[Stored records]

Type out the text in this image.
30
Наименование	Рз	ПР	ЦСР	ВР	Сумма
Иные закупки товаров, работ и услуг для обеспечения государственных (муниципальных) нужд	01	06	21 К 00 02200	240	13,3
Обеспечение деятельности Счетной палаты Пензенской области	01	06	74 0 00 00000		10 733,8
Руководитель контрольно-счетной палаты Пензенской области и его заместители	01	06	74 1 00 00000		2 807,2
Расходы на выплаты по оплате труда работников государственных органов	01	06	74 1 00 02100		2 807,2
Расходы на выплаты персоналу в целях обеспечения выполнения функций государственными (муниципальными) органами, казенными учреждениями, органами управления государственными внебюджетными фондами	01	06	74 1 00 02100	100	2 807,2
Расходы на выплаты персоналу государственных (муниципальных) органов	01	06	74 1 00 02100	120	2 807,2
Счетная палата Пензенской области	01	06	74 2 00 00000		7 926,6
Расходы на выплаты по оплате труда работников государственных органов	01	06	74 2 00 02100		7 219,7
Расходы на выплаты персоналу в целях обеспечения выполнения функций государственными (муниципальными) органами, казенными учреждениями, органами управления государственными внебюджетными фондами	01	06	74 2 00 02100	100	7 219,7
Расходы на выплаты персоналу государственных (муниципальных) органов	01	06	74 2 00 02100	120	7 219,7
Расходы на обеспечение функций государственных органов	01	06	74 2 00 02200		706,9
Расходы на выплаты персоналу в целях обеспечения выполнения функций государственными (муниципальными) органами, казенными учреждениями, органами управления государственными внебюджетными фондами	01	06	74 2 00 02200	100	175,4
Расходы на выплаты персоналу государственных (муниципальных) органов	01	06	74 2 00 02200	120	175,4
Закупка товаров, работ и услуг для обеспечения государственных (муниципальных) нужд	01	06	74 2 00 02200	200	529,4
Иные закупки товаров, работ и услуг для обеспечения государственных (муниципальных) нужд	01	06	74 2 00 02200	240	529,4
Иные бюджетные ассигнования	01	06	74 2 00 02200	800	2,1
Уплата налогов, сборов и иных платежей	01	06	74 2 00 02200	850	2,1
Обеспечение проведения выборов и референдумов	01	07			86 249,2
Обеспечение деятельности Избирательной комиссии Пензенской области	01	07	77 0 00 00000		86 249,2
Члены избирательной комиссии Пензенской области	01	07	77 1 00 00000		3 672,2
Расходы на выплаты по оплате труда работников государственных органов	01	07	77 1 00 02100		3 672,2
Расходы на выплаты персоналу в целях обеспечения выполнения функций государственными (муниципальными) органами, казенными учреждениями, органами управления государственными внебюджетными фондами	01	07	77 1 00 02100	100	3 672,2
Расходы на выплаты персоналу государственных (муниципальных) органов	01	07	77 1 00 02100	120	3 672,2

==

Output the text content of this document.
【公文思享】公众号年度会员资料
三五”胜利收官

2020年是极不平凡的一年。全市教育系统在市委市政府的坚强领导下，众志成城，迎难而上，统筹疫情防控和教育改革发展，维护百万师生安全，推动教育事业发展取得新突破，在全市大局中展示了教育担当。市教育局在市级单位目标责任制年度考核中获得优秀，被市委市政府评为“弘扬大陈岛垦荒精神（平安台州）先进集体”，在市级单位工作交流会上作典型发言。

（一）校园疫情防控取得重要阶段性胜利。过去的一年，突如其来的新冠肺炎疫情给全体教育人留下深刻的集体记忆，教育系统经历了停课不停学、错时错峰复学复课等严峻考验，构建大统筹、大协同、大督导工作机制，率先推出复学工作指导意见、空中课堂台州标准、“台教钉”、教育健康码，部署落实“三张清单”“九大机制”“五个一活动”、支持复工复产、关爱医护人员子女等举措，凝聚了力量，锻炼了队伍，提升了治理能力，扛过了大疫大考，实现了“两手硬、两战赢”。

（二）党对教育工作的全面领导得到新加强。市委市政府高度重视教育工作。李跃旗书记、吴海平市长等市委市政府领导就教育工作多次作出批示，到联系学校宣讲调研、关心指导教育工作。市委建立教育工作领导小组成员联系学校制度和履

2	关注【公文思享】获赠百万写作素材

---

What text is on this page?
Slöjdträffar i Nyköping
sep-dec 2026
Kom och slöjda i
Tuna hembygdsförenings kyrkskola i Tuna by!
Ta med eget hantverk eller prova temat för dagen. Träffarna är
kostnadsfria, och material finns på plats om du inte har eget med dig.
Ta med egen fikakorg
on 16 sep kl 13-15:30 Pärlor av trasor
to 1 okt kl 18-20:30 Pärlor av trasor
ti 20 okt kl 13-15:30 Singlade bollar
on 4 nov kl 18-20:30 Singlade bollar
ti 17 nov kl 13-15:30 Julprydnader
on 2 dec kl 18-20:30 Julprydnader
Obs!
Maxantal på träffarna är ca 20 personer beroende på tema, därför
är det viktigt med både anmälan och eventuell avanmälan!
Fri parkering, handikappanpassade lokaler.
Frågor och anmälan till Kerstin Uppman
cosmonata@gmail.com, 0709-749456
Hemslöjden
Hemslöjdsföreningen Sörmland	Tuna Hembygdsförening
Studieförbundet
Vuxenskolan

# [STATED PROBLEM]
In the entries above, find every line holding the word "внебюджетными" and copy it out.

# [COMPLETE OUTPUT]
Расходы на выплаты персоналу в целях обеспечения выполнения функций государственными (муниципальными) органами, казенными учреждениями, органами управления государственными внебюджетными фондами	01	06	74 1 00 02100	100	2 807,2
Расходы на выплаты персоналу в целях обеспечения выполнения функций государственными (муниципальными) органами, казенными учреждениями, органами управления государственными внебюджетными фондами	01	06	74 2 00 02100	100	7 219,7
Расходы на выплаты персоналу в целях обеспечения выполнения функций государственными (муниципальными) органами, казенными учреждениями, органами управления государственными внебюджетными фондами	01	06	74 2 00 02200	100	175,4
Расходы на выплаты персоналу в целях обеспечения выполнения функций государственными (муниципальными) органами, казенными учреждениями, органами управления государственными внебюджетными фондами	01	07	77 1 00 02100	100	3 672,2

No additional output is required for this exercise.